**** SUPPLIED MATERIAL

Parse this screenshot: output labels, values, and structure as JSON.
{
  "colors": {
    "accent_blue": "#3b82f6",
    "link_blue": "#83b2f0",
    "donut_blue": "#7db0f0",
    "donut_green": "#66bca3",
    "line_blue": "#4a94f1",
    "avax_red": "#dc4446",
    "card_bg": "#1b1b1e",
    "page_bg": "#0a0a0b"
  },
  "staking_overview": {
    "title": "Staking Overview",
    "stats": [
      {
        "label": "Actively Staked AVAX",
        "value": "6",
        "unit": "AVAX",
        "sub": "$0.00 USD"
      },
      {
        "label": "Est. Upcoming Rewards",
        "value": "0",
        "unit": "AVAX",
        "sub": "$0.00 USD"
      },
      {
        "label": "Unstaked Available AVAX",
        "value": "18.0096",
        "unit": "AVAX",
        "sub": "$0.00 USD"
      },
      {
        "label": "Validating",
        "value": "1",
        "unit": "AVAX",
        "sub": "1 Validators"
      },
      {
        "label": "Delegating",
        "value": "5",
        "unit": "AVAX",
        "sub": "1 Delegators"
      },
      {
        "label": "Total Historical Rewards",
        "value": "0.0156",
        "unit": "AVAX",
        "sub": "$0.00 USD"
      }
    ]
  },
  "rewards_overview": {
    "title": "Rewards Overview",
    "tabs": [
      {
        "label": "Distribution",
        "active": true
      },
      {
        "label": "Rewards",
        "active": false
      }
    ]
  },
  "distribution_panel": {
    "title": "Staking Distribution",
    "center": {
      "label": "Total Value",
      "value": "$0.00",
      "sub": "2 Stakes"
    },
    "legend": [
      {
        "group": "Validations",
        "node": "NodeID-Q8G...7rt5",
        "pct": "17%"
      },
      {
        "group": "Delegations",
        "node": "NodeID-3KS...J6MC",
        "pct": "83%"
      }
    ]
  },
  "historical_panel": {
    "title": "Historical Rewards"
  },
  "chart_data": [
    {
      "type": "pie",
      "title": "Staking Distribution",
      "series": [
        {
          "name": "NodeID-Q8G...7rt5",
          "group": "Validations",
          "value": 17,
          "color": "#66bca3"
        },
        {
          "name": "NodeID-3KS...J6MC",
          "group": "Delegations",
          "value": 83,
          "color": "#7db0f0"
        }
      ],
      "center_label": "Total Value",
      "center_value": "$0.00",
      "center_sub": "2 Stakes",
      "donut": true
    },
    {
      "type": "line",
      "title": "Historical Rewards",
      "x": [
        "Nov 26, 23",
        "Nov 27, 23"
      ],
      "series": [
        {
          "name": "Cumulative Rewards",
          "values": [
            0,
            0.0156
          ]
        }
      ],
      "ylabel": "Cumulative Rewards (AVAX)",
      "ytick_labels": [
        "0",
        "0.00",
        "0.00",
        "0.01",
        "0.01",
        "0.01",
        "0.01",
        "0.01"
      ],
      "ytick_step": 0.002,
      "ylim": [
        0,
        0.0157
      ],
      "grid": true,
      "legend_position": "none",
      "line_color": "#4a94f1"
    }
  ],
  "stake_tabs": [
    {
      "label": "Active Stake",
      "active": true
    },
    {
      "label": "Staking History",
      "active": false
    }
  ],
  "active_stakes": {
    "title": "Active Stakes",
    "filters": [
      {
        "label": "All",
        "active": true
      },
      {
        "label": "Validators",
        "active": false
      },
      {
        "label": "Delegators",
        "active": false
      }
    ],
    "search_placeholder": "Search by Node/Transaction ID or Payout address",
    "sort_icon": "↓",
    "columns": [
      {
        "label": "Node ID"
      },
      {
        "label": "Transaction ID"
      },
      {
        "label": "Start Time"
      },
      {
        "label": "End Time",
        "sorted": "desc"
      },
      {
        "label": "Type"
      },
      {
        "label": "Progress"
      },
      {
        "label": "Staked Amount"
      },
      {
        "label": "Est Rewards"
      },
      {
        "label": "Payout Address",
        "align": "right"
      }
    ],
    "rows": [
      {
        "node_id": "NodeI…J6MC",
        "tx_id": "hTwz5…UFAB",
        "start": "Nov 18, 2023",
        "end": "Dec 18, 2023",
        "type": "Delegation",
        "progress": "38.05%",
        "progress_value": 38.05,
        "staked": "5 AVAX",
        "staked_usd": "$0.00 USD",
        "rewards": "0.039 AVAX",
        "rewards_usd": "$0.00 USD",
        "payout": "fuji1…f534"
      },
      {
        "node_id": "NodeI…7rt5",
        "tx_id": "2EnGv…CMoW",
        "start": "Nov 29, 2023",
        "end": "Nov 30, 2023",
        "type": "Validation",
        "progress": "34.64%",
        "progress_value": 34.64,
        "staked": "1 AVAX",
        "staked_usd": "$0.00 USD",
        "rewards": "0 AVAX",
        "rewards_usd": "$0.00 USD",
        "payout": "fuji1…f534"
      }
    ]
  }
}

********

— DIRECTIVE —
Write the entire listing out again, word for word.

— RESULT OF THIS TASK —
Parse this screenshot: output labels, values, and structure as JSON.
{
  "colors": {
    "accent_blue": "#3b82f6",
    "link_blue": "#83b2f0",
    "donut_blue": "#7db0f0",
    "donut_green": "#66bca3",
    "line_blue": "#4a94f1",
    "avax_red": "#dc4446",
    "card_bg": "#1b1b1e",
    "page_bg": "#0a0a0b"
  },
  "staking_overview": {
    "title": "Staking Overview",
    "stats": [
      {
        "label": "Actively Staked AVAX",
        "value": "6",
        "unit": "AVAX",
        "sub": "$0.00 USD"
      },
      {
        "label": "Est. Upcoming Rewards",
        "value": "0",
        "unit": "AVAX",
        "sub": "$0.00 USD"
      },
      {
        "label": "Unstaked Available AVAX",
        "value": "18.0096",
        "unit": "AVAX",
        "sub": "$0.00 USD"
      },
      {
        "label": "Validating",
        "value": "1",
        "unit": "AVAX",
        "sub": "1 Validators"
      },
      {
        "label": "Delegating",
        "value": "5",
        "unit": "AVAX",
        "sub": "1 Delegators"
      },
      {
        "label": "Total Historical Rewards",
        "value": "0.0156",
        "unit": "AVAX",
        "sub": "$0.00 USD"
      }
    ]
  },
  "rewards_overview": {
    "title": "Rewards Overview",
    "tabs": [
      {
        "label": "Distribution",
        "active": true
      },
      {
        "label": "Rewards",
        "active": false
      }
    ]
  },
  "distribution_panel": {
    "title": "Staking Distribution",
    "center": {
      "label": "Total Value",
      "value": "$0.00",
      "sub": "2 Stakes"
    },
    "legend": [
      {
        "group": "Validations",
        "node": "NodeID-Q8G...7rt5",
        "pct": "17%"
      },
      {
        "group": "Delegations",
        "node": "NodeID-3KS...J6MC",
        "pct": "83%"
      }
    ]
  },
  "historical_panel": {
    "title": "Historical Rewards"
  },
  "chart_data": [
    {
      "type": "pie",
      "title": "Staking Distribution",
      "series": [
        {
          "name": "NodeID-Q8G...7rt5",
          "group": "Validations",
          "value": 17,
          "color": "#66bca3"
        },
        {
          "name": "NodeID-3KS...J6MC",
          "group": "Delegations",
          "value": 83,
          "color": "#7db0f0"
        }
      ],
      "center_label": "Total Value",
      "center_value": "$0.00",
      "center_sub": "2 Stakes",
      "donut": true
    },
    {
      "type": "line",
      "title": "Historical Rewards",
      "x": [
        "Nov 26, 23",
        "Nov 27, 23"
      ],
      "series": [
        {
          "name": "Cumulative Rewards",
          "values": [
            0,
            0.0156
          ]
        }
      ],
      "ylabel": "Cumulative Rewards (AVAX)",
      "ytick_labels": [
        "0",
        "0.00",
        "0.00",
        "0.01",
        "0.01",
        "0.01",
        "0.01",
        "0.01"
      ],
      "ytick_step": 0.002,
      "ylim": [
        0,
        0.0157
      ],
      "grid": true,
      "legend_position": "none",
      "line_color": "#4a94f1"
    }
  ],
  "stake_tabs": [
    {
      "label": "Active Stake",
      "active": true
    },
    {
      "label": "Staking History",
      "active": false
    }
  ],
  "active_stakes": {
    "title": "Active Stakes",
    "filters": [
      {
        "label": "All",
        "active": true
      },
      {
        "label": "Validators",
        "active": false
      },
      {
        "label": "Delegators",
        "active": false
      }
    ],
    "search_placeholder": "Search by Node/Transaction ID or Payout address",
    "sort_icon": "↓",
    "columns": [
      {
        "label": "Node ID"
      },
      {
        "label": "Transaction ID"
      },
      {
        "label": "Start Time"
      },
      {
        "label": "End Time",
        "sorted": "desc"
      },
      {
        "label": "Type"
      },
      {
        "label": "Progress"
      },
      {
        "label": "Staked Amount"
      },
      {
        "label": "Est Rewards"
      },
      {
        "label": "Payout Address",
        "align": "right"
      }
    ],
    "rows": [
      {
        "node_id": "NodeI…J6MC",
        "tx_id": "hTwz5…UFAB",
        "start": "Nov 18, 2023",
        "end": "Dec 18, 2023",
        "type": "Delegation",
        "progress": "38.05%",
        "progress_value": 38.05,
        "staked": "5 AVAX",
        "staked_usd": "$0.00 USD",
        "rewards": "0.039 AVAX",
        "rewards_usd": "$0.00 USD",
        "payout": "fuji1…f534"
      },
      {
        "node_id": "NodeI…7rt5",
        "tx_id": "2EnGv…CMoW",
        "start": "Nov 29, 2023",
        "end": "Nov 30, 2023",
        "type": "Validation",
        "progress": "34.64%",
        "progress_value": 34.64,
        "staked": "1 AVAX",
        "staked_usd": "$0.00 USD",
        "rewards": "0 AVAX",
        "rewards_usd": "$0.00 USD",
        "payout": "fuji1…f534"
      }
    ]
  }
}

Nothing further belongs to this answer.